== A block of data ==
════════

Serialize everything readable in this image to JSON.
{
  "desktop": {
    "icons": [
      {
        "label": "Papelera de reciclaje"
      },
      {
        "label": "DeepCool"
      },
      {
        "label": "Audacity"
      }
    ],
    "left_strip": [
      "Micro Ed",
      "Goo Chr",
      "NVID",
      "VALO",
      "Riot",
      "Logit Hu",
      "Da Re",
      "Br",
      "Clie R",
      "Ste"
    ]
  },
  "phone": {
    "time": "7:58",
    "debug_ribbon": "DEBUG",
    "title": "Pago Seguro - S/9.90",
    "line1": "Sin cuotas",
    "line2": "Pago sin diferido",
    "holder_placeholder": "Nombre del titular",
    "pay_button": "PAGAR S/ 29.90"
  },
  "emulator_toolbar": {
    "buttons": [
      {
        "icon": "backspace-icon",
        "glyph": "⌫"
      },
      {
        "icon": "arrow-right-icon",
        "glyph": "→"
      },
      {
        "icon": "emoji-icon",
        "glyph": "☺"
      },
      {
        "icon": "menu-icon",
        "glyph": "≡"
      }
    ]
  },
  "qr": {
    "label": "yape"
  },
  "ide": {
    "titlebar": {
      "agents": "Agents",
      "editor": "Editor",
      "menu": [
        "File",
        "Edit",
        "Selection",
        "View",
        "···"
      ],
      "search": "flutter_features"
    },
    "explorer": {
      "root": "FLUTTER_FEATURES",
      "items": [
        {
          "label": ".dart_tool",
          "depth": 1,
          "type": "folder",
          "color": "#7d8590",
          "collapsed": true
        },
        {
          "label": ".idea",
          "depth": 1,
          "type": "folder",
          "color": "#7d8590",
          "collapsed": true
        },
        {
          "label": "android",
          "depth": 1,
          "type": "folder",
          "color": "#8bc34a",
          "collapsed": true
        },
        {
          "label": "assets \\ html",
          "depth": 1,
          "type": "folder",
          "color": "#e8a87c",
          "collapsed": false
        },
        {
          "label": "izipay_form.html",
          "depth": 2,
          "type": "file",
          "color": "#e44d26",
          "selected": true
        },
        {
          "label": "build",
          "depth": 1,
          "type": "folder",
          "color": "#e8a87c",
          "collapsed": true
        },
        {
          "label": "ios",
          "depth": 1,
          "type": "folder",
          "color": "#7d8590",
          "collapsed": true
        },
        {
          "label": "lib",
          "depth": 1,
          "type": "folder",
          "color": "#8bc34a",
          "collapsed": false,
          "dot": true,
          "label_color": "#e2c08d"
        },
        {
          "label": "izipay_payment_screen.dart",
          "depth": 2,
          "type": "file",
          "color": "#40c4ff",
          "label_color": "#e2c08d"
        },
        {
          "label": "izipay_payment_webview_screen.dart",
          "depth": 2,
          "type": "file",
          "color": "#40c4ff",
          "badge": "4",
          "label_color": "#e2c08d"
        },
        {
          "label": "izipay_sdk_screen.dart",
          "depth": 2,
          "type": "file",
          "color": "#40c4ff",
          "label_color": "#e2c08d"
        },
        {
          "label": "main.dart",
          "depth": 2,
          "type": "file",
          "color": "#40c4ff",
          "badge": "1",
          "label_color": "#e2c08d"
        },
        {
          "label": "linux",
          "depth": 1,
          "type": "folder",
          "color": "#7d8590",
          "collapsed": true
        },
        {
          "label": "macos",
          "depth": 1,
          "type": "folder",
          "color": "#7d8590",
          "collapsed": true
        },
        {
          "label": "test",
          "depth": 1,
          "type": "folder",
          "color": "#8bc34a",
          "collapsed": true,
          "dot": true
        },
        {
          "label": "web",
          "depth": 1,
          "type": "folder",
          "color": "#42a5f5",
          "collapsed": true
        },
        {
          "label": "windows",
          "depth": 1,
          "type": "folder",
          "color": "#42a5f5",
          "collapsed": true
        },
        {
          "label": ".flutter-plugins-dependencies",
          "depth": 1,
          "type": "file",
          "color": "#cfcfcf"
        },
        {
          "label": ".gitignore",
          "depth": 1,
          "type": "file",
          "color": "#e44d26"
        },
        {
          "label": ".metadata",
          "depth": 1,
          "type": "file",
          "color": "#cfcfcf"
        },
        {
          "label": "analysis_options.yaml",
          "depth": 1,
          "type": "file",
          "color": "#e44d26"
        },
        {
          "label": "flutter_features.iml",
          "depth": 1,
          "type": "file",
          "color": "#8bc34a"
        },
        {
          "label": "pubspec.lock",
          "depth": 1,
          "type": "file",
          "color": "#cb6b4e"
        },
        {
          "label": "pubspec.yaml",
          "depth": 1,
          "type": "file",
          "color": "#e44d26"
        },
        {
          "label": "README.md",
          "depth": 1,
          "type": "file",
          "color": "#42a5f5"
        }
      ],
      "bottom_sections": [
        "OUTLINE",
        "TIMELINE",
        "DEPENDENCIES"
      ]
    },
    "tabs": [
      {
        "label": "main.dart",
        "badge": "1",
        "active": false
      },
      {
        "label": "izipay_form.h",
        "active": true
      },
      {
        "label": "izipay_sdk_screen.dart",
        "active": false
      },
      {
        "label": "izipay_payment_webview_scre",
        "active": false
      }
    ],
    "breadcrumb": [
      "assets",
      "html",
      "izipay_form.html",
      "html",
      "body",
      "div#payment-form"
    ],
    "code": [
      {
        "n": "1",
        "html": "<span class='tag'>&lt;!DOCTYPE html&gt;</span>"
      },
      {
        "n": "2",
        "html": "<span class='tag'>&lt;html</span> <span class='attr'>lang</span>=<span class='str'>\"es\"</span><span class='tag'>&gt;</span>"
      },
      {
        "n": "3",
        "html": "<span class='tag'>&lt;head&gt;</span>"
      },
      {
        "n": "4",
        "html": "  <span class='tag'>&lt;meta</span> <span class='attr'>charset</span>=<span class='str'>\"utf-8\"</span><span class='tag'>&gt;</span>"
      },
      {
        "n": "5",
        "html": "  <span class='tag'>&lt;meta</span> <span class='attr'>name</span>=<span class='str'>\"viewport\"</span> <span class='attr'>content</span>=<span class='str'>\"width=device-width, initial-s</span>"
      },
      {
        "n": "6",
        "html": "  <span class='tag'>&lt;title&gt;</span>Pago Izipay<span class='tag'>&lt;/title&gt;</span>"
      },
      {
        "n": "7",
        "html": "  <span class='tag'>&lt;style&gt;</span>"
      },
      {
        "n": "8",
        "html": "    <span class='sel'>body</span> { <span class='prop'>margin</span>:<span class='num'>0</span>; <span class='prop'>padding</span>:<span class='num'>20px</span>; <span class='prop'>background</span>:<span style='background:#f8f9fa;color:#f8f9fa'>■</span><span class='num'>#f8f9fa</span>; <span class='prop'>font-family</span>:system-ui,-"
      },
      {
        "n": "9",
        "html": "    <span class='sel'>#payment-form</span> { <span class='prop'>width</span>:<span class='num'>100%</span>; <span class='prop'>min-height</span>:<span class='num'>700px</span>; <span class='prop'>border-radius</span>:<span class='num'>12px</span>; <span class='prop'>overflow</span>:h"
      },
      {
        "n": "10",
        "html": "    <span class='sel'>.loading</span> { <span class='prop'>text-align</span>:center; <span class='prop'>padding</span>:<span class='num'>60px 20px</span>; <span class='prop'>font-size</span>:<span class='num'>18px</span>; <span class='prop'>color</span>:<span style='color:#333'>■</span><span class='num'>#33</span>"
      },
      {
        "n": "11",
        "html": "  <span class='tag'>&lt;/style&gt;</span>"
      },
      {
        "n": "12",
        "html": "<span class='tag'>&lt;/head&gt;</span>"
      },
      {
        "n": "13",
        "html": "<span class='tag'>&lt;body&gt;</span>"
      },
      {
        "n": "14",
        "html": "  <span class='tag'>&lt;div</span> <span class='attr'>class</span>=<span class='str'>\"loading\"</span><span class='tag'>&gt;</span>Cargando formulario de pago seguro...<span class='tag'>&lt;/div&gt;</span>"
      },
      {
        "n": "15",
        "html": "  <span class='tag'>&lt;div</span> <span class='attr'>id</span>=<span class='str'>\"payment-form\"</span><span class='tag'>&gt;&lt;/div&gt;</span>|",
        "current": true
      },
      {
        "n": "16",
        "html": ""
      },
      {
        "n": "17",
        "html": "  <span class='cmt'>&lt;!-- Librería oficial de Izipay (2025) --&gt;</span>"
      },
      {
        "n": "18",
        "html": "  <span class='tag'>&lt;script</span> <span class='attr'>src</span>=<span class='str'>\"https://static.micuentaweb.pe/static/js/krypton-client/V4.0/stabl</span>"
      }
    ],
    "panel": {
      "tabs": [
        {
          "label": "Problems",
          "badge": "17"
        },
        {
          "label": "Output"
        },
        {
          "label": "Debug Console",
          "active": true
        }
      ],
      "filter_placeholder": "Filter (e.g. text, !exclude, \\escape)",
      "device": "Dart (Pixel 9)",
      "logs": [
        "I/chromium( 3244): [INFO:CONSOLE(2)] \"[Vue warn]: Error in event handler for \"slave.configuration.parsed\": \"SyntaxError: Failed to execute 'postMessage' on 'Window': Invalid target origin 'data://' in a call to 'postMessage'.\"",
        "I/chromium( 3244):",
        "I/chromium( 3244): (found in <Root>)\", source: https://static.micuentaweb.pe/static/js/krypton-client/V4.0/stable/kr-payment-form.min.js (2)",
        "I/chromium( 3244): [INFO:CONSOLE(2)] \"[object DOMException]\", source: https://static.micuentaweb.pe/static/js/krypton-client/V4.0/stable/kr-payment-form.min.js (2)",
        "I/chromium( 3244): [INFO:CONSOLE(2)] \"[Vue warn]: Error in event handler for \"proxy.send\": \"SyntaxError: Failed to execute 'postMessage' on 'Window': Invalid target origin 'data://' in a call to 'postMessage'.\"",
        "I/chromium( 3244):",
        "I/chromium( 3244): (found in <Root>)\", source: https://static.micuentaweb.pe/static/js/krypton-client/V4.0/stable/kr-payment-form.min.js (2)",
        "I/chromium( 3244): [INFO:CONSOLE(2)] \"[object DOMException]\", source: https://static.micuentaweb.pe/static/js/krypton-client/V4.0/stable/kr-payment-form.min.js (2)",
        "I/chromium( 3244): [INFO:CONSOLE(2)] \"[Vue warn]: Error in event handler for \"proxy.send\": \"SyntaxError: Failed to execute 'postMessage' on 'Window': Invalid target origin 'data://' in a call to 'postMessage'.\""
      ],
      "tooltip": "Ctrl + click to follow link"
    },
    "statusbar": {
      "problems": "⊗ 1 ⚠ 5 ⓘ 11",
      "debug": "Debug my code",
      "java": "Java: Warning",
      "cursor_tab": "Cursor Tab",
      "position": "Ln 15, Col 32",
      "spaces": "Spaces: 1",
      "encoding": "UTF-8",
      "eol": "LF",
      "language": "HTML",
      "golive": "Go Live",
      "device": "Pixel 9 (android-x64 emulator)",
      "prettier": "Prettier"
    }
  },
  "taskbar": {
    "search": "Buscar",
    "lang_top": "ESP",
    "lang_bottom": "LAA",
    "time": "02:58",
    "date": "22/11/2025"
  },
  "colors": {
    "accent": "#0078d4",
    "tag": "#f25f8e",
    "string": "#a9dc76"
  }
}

════════

== TASK INSTRUCTIONS ==
Review the preceding data and report every line that includes the string "body".

== COMPLETED TASK ==
      "body",
        "html": "    <span class='sel'>body</span> { <span class='prop'>margin</span>:<span class='num'>0</span>; <span class='prop'>padding</span>:<span class='num'>20px</span>; <span class='prop'>background</span>:<span style='background:#f8f9fa;color:#f8f9fa'>■</span><span class='num'>#f8f9fa</span>; <span class='prop'>font-family</span>:system-ui,-"
        "html": "<span class='tag'>&lt;body&gt;</span>"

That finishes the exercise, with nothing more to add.